» **Problem details**: Pictures do not belong in the copy, so please give every entry below again exactly.

» **Records supplied**:
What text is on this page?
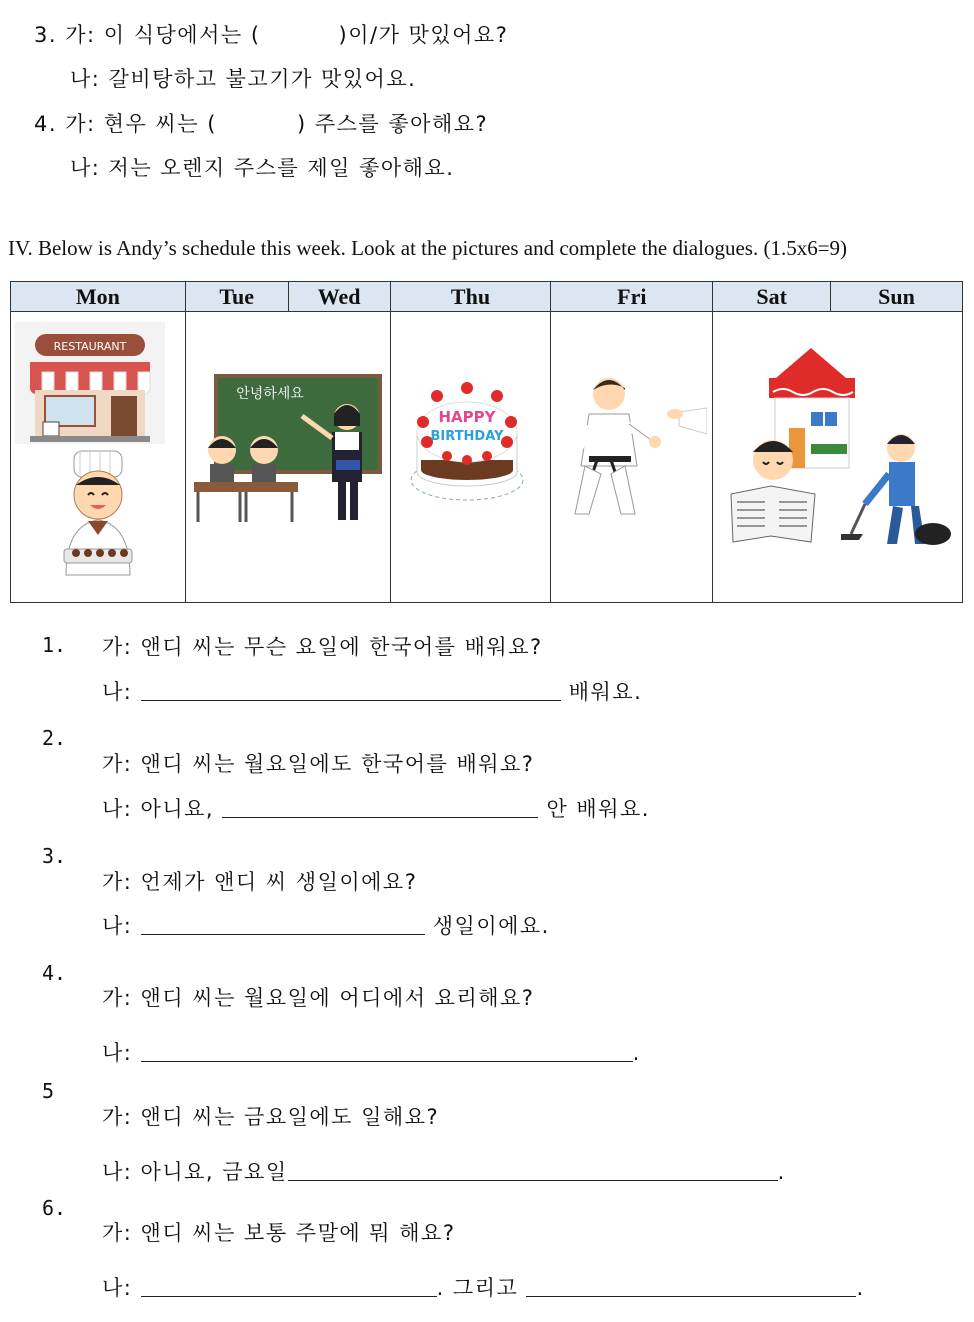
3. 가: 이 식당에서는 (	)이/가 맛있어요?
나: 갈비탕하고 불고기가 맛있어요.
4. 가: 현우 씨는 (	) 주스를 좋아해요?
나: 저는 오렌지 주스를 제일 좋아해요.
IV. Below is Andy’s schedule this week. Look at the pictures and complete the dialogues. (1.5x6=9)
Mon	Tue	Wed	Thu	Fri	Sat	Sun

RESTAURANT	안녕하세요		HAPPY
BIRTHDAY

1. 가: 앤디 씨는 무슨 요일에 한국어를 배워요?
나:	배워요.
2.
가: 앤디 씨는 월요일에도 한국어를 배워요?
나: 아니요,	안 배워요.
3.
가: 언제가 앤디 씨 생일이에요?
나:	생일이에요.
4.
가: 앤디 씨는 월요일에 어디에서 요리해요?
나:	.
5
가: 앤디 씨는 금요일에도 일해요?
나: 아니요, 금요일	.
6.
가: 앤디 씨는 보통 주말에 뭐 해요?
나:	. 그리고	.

» **Correct output**:
What text is on this page?
3. 가: 이 식당에서는 (	)이/가 맛있어요?
나: 갈비탕하고 불고기가 맛있어요.
4. 가: 현우 씨는 (	) 주스를 좋아해요?
나: 저는 오렌지 주스를 제일 좋아해요.
IV. Below is Andy’s schedule this week. Look at the pictures and complete the dialogues. (1.5x6=9)
Mon	Tue	Wed	Thu	Fri	Sat	Sun

RESTAURANT	안녕하세요		HAPPY
BIRTHDAY

1. 가: 앤디 씨는 무슨 요일에 한국어를 배워요?
나:	배워요.
2.
가: 앤디 씨는 월요일에도 한국어를 배워요?
나: 아니요,	안 배워요.
3.
가: 언제가 앤디 씨 생일이에요?
나:	생일이에요.
4.
가: 앤디 씨는 월요일에 어디에서 요리해요?
나:	.
5
가: 앤디 씨는 금요일에도 일해요?
나: 아니요, 금요일	.
6.
가: 앤디 씨는 보통 주말에 뭐 해요?
나:	. 그리고	.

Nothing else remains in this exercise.